Short exercise 1:
Please rewrite the listing lines starting at "pie-chart-icon (2, 41, 8, 47)" and ending at "sidebar-item-label: Quality Meeting", substituting "Quality Review" for "Quality Meeting" and leaving everything else unchanged.

Excerpted passage:
::::::::

In related news, I just maxed out my 2011 Roth IRA. Which makes this the first (and last, at least for a few years) year I have contributed the maximum to my 401K and IRA. Looking back at my past retirement saving history…
In 2006, I saved…. 39%
In 2007, I saved…. 42%
In 2008, I saved…. 8%
In 2009, I saved…. 17%
In 2010, I saved…. 39%
In 2011, I saved…. 24%
I maxed out a Roth IRA in 2006 with my first “real” paycheck. Since then, my savings rate has bounced up and down – in 2008, I wasn’t able to contribute to a 401K, and in 2009, I was laid off, but retirement saving has always been a top priority of mine. Last year I saved the most money I have to date, and this year I will be able to save around $2,500 more. If you count employer contributions, CB and I are both saving around 24% of our gross salary this year. Here’s hoping that we will have the option to escape to San Diego with mai tai’s when we are retired! For 2012, I have already submitted my paperwork for open-enrollment period at work. I’ll be saving 25% of my gross salary and CB will be putting down 10%, with an additional 10% employer contribution. Then we will max out our Roth IRAs.
On a side note, I like to evaluate my savings progress based on our total, unadjusted gross income. 401Ks are pre-tax, Roth IRAs and Roth 401Ks are post-tax, SEP IRAs are pre-tax but it’s based on 1099 income, etc., so I find it much easier to just calculate everything on the gross income. Otherwise it gets a little messy when you have to adjust for tax deductions.

::::::::

Short exercise 2:
Answer these questions on the retirement savings passage:
(a) What percentage did the writer save in 2008?
(b) What happened to the writer in 2009?
(c) What share of gross salary will the writer save in 2012?

Exercise materials:

::::::::

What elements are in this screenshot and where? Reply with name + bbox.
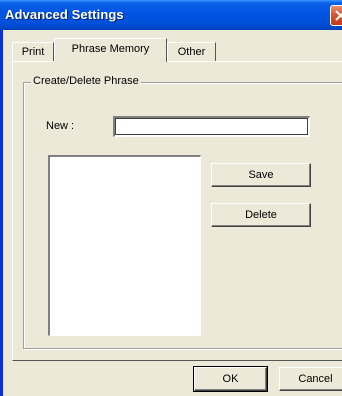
close-button[interactable] bbox=[330, 5, 342, 26]
save-button[interactable]: Save bbox=[211, 163, 311, 187]
window-border bbox=[0, 30, 3, 396]
cancel-button[interactable]: Cancel bbox=[279, 367, 342, 391]
new-phrase-input[interactable] bbox=[113, 116, 310, 137]
tab-phrase-memory[interactable]: Phrase Memory bbox=[54, 38, 167, 62]
phrase-list[interactable] bbox=[48, 155, 201, 336]
ok-button[interactable]: OK bbox=[193, 366, 268, 392]
delete-button[interactable]: Delete bbox=[211, 203, 311, 227]
window-title: Advanced Settings bbox=[5, 7, 124, 22]
title-bar[interactable]: Advanced Settings bbox=[0, 0, 342, 30]
close-icon bbox=[335, 10, 342, 21]
group-label: Create/Delete Phrase bbox=[31, 75, 141, 87]
advanced-settings-dialog: Advanced Settings Print Phrase Memory Ot… bbox=[0, 0, 342, 396]
tab-print[interactable]: Print bbox=[12, 42, 54, 61]
tab-other[interactable]: Other bbox=[167, 42, 216, 61]
new-phrase-label: New : bbox=[46, 120, 75, 132]
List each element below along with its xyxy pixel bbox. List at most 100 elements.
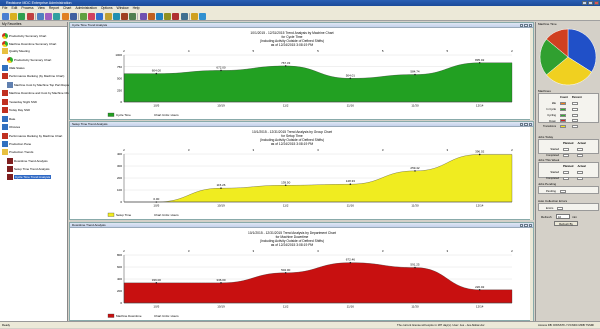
pie-chart-icon (2, 41, 8, 47)
data-value-label: 591.25 (410, 263, 420, 267)
sidebar-item[interactable]: Quality Meeting (2, 48, 30, 54)
sidebar-item[interactable]: Machine Cost by Machine Top Part Report (7, 82, 70, 88)
sidebar-item-label: Quality Meeting (9, 49, 30, 53)
run-icon[interactable] (129, 12, 137, 20)
sidebar-item[interactable]: Production Pane (2, 141, 31, 147)
data-point (284, 271, 287, 274)
jobs-pending-box: Pending (538, 186, 599, 194)
sidebar-item[interactable]: Rate (2, 116, 15, 122)
data-point (284, 184, 287, 187)
data-value-label: 0.00 (153, 197, 159, 201)
print-icon[interactable] (36, 12, 44, 20)
top-count-label: 2 (123, 148, 125, 152)
y-tick-label: 300 (117, 164, 122, 168)
y-tick-label: 800 (117, 253, 122, 257)
database-icon[interactable] (180, 12, 188, 20)
refresh-button[interactable]: Refresh By (554, 221, 578, 226)
panel-maximize-button[interactable] (524, 223, 528, 227)
sidebar-item[interactable]: Performance Ranking by Machine Chart (2, 133, 62, 139)
panel-minimize-button[interactable] (519, 23, 524, 27)
x-tick-label: 10/5 (153, 305, 159, 309)
report-icon[interactable] (88, 12, 96, 20)
pie-title: Machine Time (538, 22, 557, 26)
chart-panel: Cycle Time Trend Analysis 10/1/2015 - 12/… (69, 22, 534, 120)
table-header-row: Planned Actual (545, 142, 587, 146)
save-icon[interactable] (18, 12, 26, 20)
user-icon[interactable] (155, 12, 163, 20)
value-cell (562, 148, 574, 152)
sidebar-item[interactable]: Yesterday Night Shift (2, 99, 37, 105)
refresh-unit: min (572, 215, 577, 219)
sidebar-item[interactable]: OEE Status (2, 65, 25, 71)
preview-icon[interactable] (45, 12, 53, 20)
open-folder-icon[interactable] (10, 12, 18, 20)
table-header-cell: Planned (563, 142, 574, 146)
chart-title-line: as of 12/24/2015 3:08:19 PM (271, 43, 314, 47)
value-box (563, 176, 569, 180)
sidebar-item[interactable]: Production Trends (2, 149, 33, 155)
jobs-today-table: Planned Actual Started Completed (543, 140, 589, 159)
alert-icon[interactable] (172, 12, 180, 20)
y-tick-label: 750 (117, 65, 122, 69)
refresh-icon[interactable] (53, 12, 61, 20)
sidebar-item-label: Ohcutes (9, 125, 21, 129)
status-bar: Ready The current license will expire in… (0, 321, 600, 328)
sidebar-item[interactable]: Machine Downtime Summary Chart (2, 41, 56, 47)
export-icon[interactable] (61, 12, 69, 20)
stop-icon[interactable] (121, 12, 128, 20)
sidebar-item[interactable]: Ohcutes (2, 124, 20, 130)
table-row: Idle (542, 102, 583, 106)
x-tick-label: 11/16 (347, 104, 355, 108)
value-box (571, 102, 578, 106)
table-header-cell (545, 165, 560, 169)
filter-icon[interactable] (139, 12, 147, 20)
value-cell (559, 113, 569, 117)
y-tick-label: 400 (117, 277, 122, 281)
chart-icon[interactable] (80, 12, 88, 20)
delete-icon[interactable] (26, 12, 34, 20)
x-tick-label: 10/5 (153, 204, 159, 208)
x-tick-label: 10/19 (217, 305, 225, 309)
panel-scrollbar[interactable] (530, 127, 533, 220)
y-tick-label: 500 (117, 77, 122, 81)
refresh-interval-input[interactable]: 10 (556, 214, 570, 219)
sidebar-item-label: Productivity Summary Chart (9, 34, 47, 38)
info-icon[interactable] (199, 12, 207, 20)
value-cell (576, 171, 586, 175)
sidebar-item[interactable]: Setup Time Trend Analysis (7, 166, 50, 172)
table-header-cell: Actual (577, 142, 586, 146)
panel-minimize-button[interactable] (519, 122, 524, 126)
key-icon[interactable] (164, 12, 172, 20)
close-button[interactable] (594, 1, 599, 5)
panel-close-button[interactable] (528, 122, 532, 126)
tool-icon[interactable] (104, 12, 112, 20)
new-icon[interactable] (2, 12, 9, 20)
sidebar-item-label: Downtime Trend Analysis (14, 159, 48, 163)
sidebar-item[interactable]: Downtime Trend Analysis (7, 158, 48, 164)
panel-minimize-button[interactable] (519, 223, 524, 227)
chart-units-label: Chart Units: Hours (154, 113, 179, 117)
sidebar-item[interactable]: Productivity Summary Chart (7, 57, 51, 63)
sidebar-item[interactable]: Today Day Shift (2, 107, 30, 113)
settings-icon[interactable] (69, 12, 77, 20)
machine-icon[interactable] (96, 12, 104, 20)
panel-scrollbar[interactable] (530, 228, 533, 321)
value-cell (576, 176, 586, 181)
help-icon[interactable] (190, 12, 198, 20)
sidebar-item[interactable]: Productivity Summary Chart (2, 33, 46, 39)
panel-close-button[interactable] (528, 223, 532, 227)
maximize-button[interactable] (588, 1, 593, 5)
panel-maximize-button[interactable] (524, 23, 528, 27)
panel-scrollbar[interactable] (530, 28, 533, 120)
sidebar-item[interactable]: Performance Ranking (by Machine Chart) (2, 73, 64, 79)
sidebar-item[interactable]: Cycle Time Trend Analysis (7, 174, 52, 180)
sidebar-item[interactable]: Machine Downtime and Cost by Machine Cha… (2, 90, 72, 96)
calendar-icon[interactable] (147, 12, 155, 20)
wrench-icon[interactable] (112, 12, 120, 20)
gauge-icon (2, 65, 8, 71)
panel-maximize-button[interactable] (524, 122, 528, 126)
minimize-button[interactable] (582, 1, 587, 5)
panel-close-button[interactable] (528, 23, 532, 27)
data-value-label: 336.00 (216, 278, 226, 282)
value-box (560, 107, 567, 111)
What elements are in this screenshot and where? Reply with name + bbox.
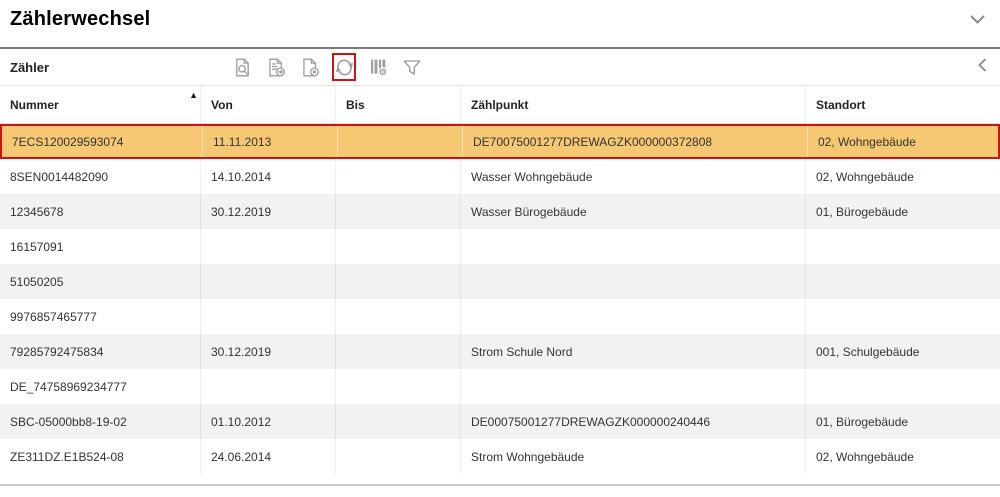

::::::::

Written reply 1:
pie-chart-icon (2, 41, 8, 47)
data-value-label: 591.25 (410, 263, 420, 267)
sidebar-item[interactable]: Quality Review (2, 48, 30, 54)
sidebar-item[interactable]: Machine Cost by Machine Top Part Report (7, 82, 70, 88)
sidebar-item-label: Quality Review (9, 49, 30, 53)

Written reply 2:
(a) 8%
(b) The writer was laid off.
(c) 25%